INFORMATION SUPPLIED
------------------------------------------------------------------------
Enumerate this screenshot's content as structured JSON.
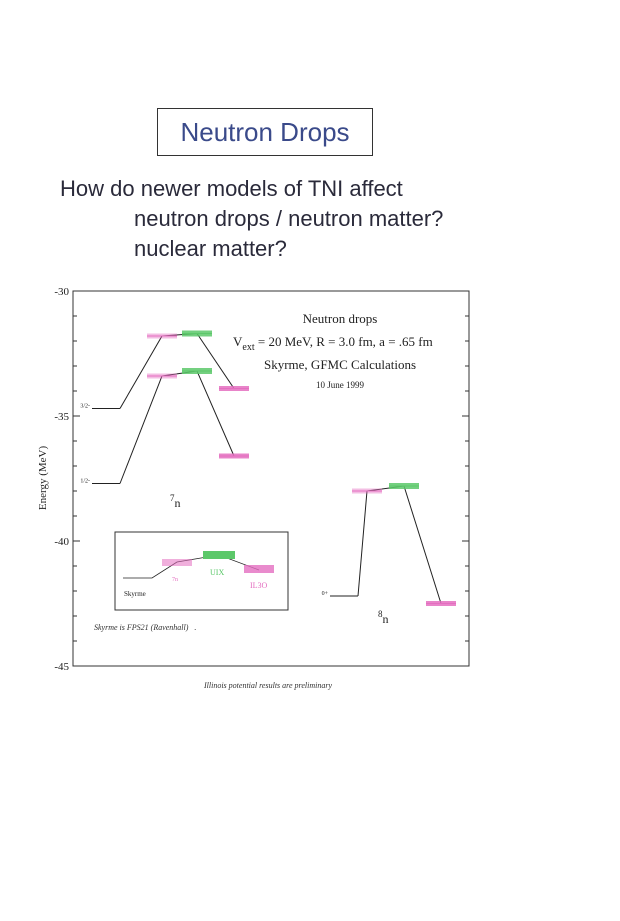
{
  "page": {
    "title": "Neutron Drops",
    "question_lines": [
      "How do newer models of TNI affect",
      "neutron drops / neutron matter?",
      "nuclear matter?"
    ],
    "footnote": "Illinois potential results are preliminary"
  },
  "chart_data": {
    "type": "line",
    "title": "Neutron drops",
    "subtitle_lines": [
      "V",
      "ext",
      " = 20 MeV, R = 3.0 fm, a = .65 fm"
    ],
    "subtitle2": "Skyrme, GFMC Calculations",
    "date": "10 June 1999",
    "ylabel": "Energy (MeV)",
    "ylim": [
      -45,
      -30
    ],
    "yticks": [
      -30,
      -35,
      -40,
      -45
    ],
    "colors": {
      "axis": "#333333",
      "line": "#222222",
      "green": "#5cc86a",
      "pink": "#e46ec0"
    },
    "series": [
      {
        "label": "3/2-",
        "points": [
          {
            "x": 1,
            "y": -34.7,
            "kind": "plain"
          },
          {
            "x": 2,
            "y": -31.8,
            "kind": "pink"
          },
          {
            "x": 3,
            "y": -31.7,
            "kind": "green"
          },
          {
            "x": 4,
            "y": -33.9,
            "kind": "pink"
          }
        ]
      },
      {
        "label": "1/2-",
        "points": [
          {
            "x": 1,
            "y": -37.7,
            "kind": "plain"
          },
          {
            "x": 2,
            "y": -33.4,
            "kind": "pink"
          },
          {
            "x": 3,
            "y": -33.2,
            "kind": "green"
          },
          {
            "x": 4,
            "y": -36.6,
            "kind": "pink"
          }
        ]
      },
      {
        "label": "0+",
        "points": [
          {
            "x": 1,
            "y": -42.2,
            "kind": "plain"
          },
          {
            "x": 2,
            "y": -38.0,
            "kind": "pink"
          },
          {
            "x": 3,
            "y": -37.8,
            "kind": "green"
          },
          {
            "x": 4,
            "y": -42.5,
            "kind": "pink"
          }
        ]
      }
    ],
    "nucleus_labels": [
      {
        "mass": "7",
        "symbol": "n"
      },
      {
        "mass": "8",
        "symbol": "n"
      }
    ],
    "legend": {
      "items": [
        "Skyrme",
        "7n",
        "UIX",
        "IL3O"
      ],
      "caption": "Skyrme is FPS21 (Ravenhall)",
      "caption_tail": "."
    }
  }
}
------------------------------------------------------------------------
SHORT PROBLEM
Every line should be retyped exactly, with the pictures omitted.

IN RESPONSE
Enumerate this screenshot's content as structured JSON.
{
  "page": {
    "title": "Neutron Drops",
    "question_lines": [
      "How do newer models of TNI affect",
      "neutron drops / neutron matter?",
      "nuclear matter?"
    ],
    "footnote": "Illinois potential results are preliminary"
  },
  "chart_data": {
    "type": "line",
    "title": "Neutron drops",
    "subtitle_lines": [
      "V",
      "ext",
      " = 20 MeV, R = 3.0 fm, a = .65 fm"
    ],
    "subtitle2": "Skyrme, GFMC Calculations",
    "date": "10 June 1999",
    "ylabel": "Energy (MeV)",
    "ylim": [
      -45,
      -30
    ],
    "yticks": [
      -30,
      -35,
      -40,
      -45
    ],
    "colors": {
      "axis": "#333333",
      "line": "#222222",
      "green": "#5cc86a",
      "pink": "#e46ec0"
    },
    "series": [
      {
        "label": "3/2-",
        "points": [
          {
            "x": 1,
            "y": -34.7,
            "kind": "plain"
          },
          {
            "x": 2,
            "y": -31.8,
            "kind": "pink"
          },
          {
            "x": 3,
            "y": -31.7,
            "kind": "green"
          },
          {
            "x": 4,
            "y": -33.9,
            "kind": "pink"
          }
        ]
      },
      {
        "label": "1/2-",
        "points": [
          {
            "x": 1,
            "y": -37.7,
            "kind": "plain"
          },
          {
            "x": 2,
            "y": -33.4,
            "kind": "pink"
          },
          {
            "x": 3,
            "y": -33.2,
            "kind": "green"
          },
          {
            "x": 4,
            "y": -36.6,
            "kind": "pink"
          }
        ]
      },
      {
        "label": "0+",
        "points": [
          {
            "x": 1,
            "y": -42.2,
            "kind": "plain"
          },
          {
            "x": 2,
            "y": -38.0,
            "kind": "pink"
          },
          {
            "x": 3,
            "y": -37.8,
            "kind": "green"
          },
          {
            "x": 4,
            "y": -42.5,
            "kind": "pink"
          }
        ]
      }
    ],
    "nucleus_labels": [
      {
        "mass": "7",
        "symbol": "n"
      },
      {
        "mass": "8",
        "symbol": "n"
      }
    ],
    "legend": {
      "items": [
        "Skyrme",
        "7n",
        "UIX",
        "IL3O"
      ],
      "caption": "Skyrme is FPS21 (Ravenhall)",
      "caption_tail": "."
    }
  }
}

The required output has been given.